What is being asked ->
Of all the lines here, how many include the string "İzleyici"? Answer with the number only.

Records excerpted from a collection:
* * *
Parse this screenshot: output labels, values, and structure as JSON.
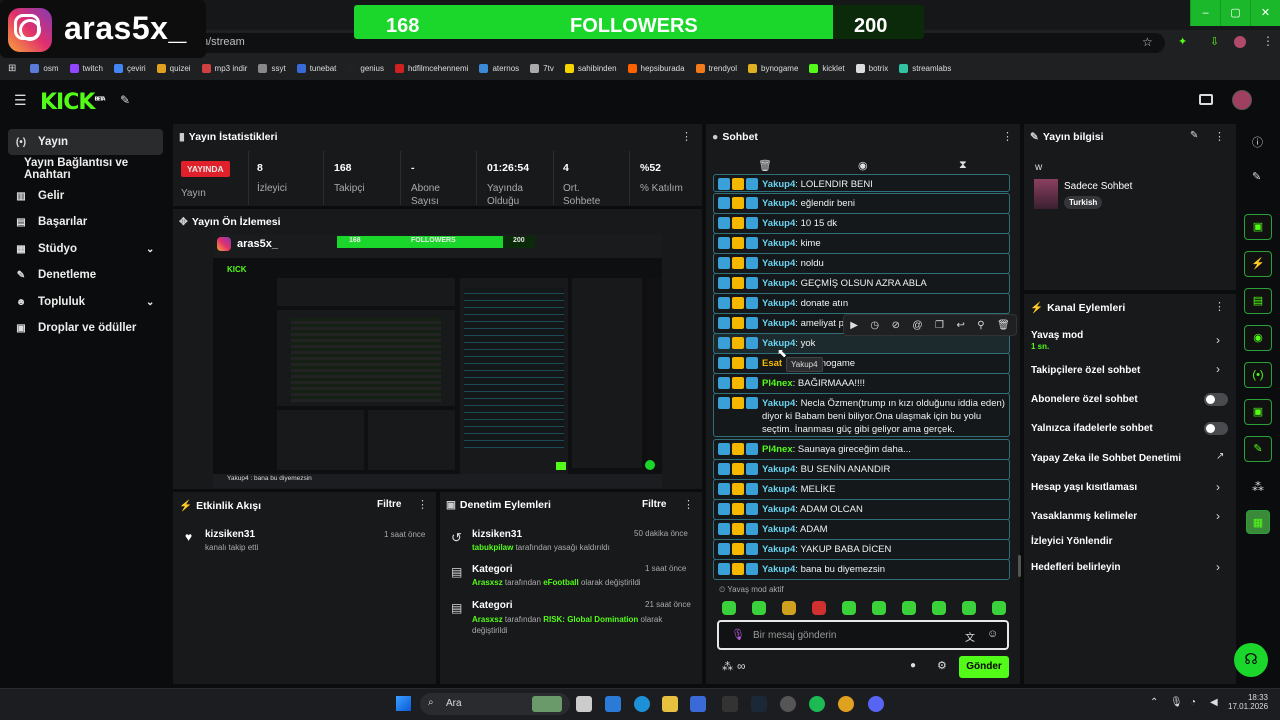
{
  "overlay": {
    "streamer_name": "aras5x_",
    "followers_current": "168",
    "followers_label": "FOLLOWERS",
    "followers_goal": "200",
    "followers_progress": 0.84
  },
  "browser": {
    "url_fragment": "n/stream",
    "bookmarks": [
      "osm",
      "twitch",
      "çeviri",
      "quizei",
      "mp3 indir",
      "ssyt",
      "tunebat",
      "genius",
      "hdfilmcehennemi",
      "aternos",
      "7tv",
      "sahibinden",
      "hepsiburada",
      "trendyol",
      "bynogame",
      "kicklet",
      "botrix",
      "streamlabs"
    ],
    "window_controls": [
      "–",
      "▢",
      "✕"
    ]
  },
  "nav": {
    "logo": "KICK",
    "logo_sup": "BETA",
    "items": [
      {
        "label": "Yayın",
        "icon": "(•)"
      },
      {
        "label": "Yayın Bağlantısı ve Anahtarı",
        "icon": ""
      },
      {
        "label": "Gelir",
        "icon": "▦"
      },
      {
        "label": "Başarılar",
        "icon": "▦"
      },
      {
        "label": "Stüdyo",
        "icon": "▦"
      },
      {
        "label": "Denetleme",
        "icon": "🔧"
      },
      {
        "label": "Topluluk",
        "icon": "👥"
      },
      {
        "label": "Droplar ve ödüller",
        "icon": "▣"
      }
    ]
  },
  "stats": {
    "title": "Yayın İstatistikleri",
    "live_badge": "YAYINDA",
    "live_label": "Yayın",
    "items": [
      {
        "value": "8",
        "label": "İzleyici"
      },
      {
        "value": "168",
        "label": "Takipçi"
      },
      {
        "value": "-",
        "label": "Abone Sayısı"
      },
      {
        "value": "01:26:54",
        "label": "Yayında Olduğu"
      },
      {
        "value": "4",
        "label": "Ort. Sohbete"
      },
      {
        "value": "%52",
        "label": "% Katılım"
      }
    ]
  },
  "preview": {
    "title": "Yayın Ön İzlemesi",
    "bottom_text": "Yakup4 : bana bu diyemezsin"
  },
  "activity": {
    "title": "Etkinlik Akışı",
    "filter": "Filtre",
    "items": [
      {
        "user": "kizsiken31",
        "desc": "kanalı takip etti",
        "time": "1 saat önce"
      }
    ]
  },
  "moderation": {
    "title": "Denetim Eylemleri",
    "filter": "Filtre",
    "items": [
      {
        "title": "kizsiken31",
        "user": "tabukpilaw",
        "desc": "tarafından yasağı kaldırıldı",
        "time": "50 dakika önce"
      },
      {
        "title": "Kategori",
        "user": "Arasxsz",
        "desc": "tarafından",
        "value": "eFootball",
        "desc2": "olarak değiştirildi",
        "time": "1 saat önce"
      },
      {
        "title": "Kategori",
        "user": "Arasxsz",
        "desc": "tarafından",
        "value": "RISK: Global Domination",
        "desc2": "olarak değiştirildi",
        "time": "21 saat önce"
      }
    ]
  },
  "chat": {
    "title": "Sohbet",
    "messages": [
      {
        "user": "Yakup4",
        "text": "LOLENDIR BENI"
      },
      {
        "user": "Yakup4",
        "text": "eğlendir beni"
      },
      {
        "user": "Yakup4",
        "text": "10 15 dk"
      },
      {
        "user": "Yakup4",
        "text": "kime"
      },
      {
        "user": "Yakup4",
        "text": "noldu"
      },
      {
        "user": "Yakup4",
        "text": "GEÇMİŞ OLSUN AZRA ABLA"
      },
      {
        "user": "Yakup4",
        "text": "donate atın"
      },
      {
        "user": "Yakup4",
        "text": "ameliyat pi"
      },
      {
        "user": "Yakup4",
        "text": "yok"
      },
      {
        "user": "Esat",
        "text": "nogame"
      },
      {
        "user": "Pl4nex",
        "text": "BAĞIRMAAA!!!!"
      },
      {
        "user": "Yakup4",
        "text": "Necla Özmen(trump ın kızı olduğunu iddia eden) diyor ki Babam beni biliyor.Ona ulaşmak için bu yolu seçtim. İnanması güç gibi geliyor ama gerçek."
      },
      {
        "user": "Pl4nex",
        "text": "Saunaya gireceğim daha..."
      },
      {
        "user": "Yakup4",
        "text": "BU SENİN ANANDIR"
      },
      {
        "user": "Yakup4",
        "text": "MELİKE"
      },
      {
        "user": "Yakup4",
        "text": "ADAM OLCAN"
      },
      {
        "user": "Yakup4",
        "text": "ADAM"
      },
      {
        "user": "Yakup4",
        "text": "YAKUP BABA DİCEN"
      },
      {
        "user": "Yakup4",
        "text": "bana bu diyemezsin"
      }
    ],
    "tooltip": "Yakup4",
    "slow_mode": "Yavaş mod aktif",
    "input_placeholder": "Bir mesaj gönderin",
    "send": "Gönder",
    "infinity": "∞"
  },
  "stream_info": {
    "title": "Yayın bilgisi",
    "w": "w",
    "stream_title": "Sadece Sohbet",
    "tag": "Turkish"
  },
  "channel_actions": {
    "title": "Kanal Eylemleri",
    "items": [
      {
        "label": "Yavaş mod",
        "sub": "1 sn.",
        "type": "chevron"
      },
      {
        "label": "Takipçilere özel sohbet",
        "type": "chevron"
      },
      {
        "label": "Abonelere özel sohbet",
        "type": "toggle",
        "on": false
      },
      {
        "label": "Yalnızca ifadelerle sohbet",
        "type": "toggle",
        "on": false
      },
      {
        "label": "Yapay Zeka ile Sohbet Denetimi",
        "type": "external"
      },
      {
        "label": "Hesap yaşı kısıtlaması",
        "type": "chevron"
      },
      {
        "label": "Yasaklanmış kelimeler",
        "type": "chevron"
      },
      {
        "label": "İzleyici Yönlendir",
        "type": "none"
      },
      {
        "label": "Hedefleri belirleyin",
        "type": "chevron"
      }
    ]
  },
  "taskbar": {
    "search": "Ara",
    "time": "18:33",
    "date": "17.01.2026"
  },
  "colors": {
    "accent": "#53fc18",
    "panel": "#18191b",
    "live": "#e0202a",
    "chat_border": "#2f6f7a"
  }
}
* * *
Response to this exercise ->
2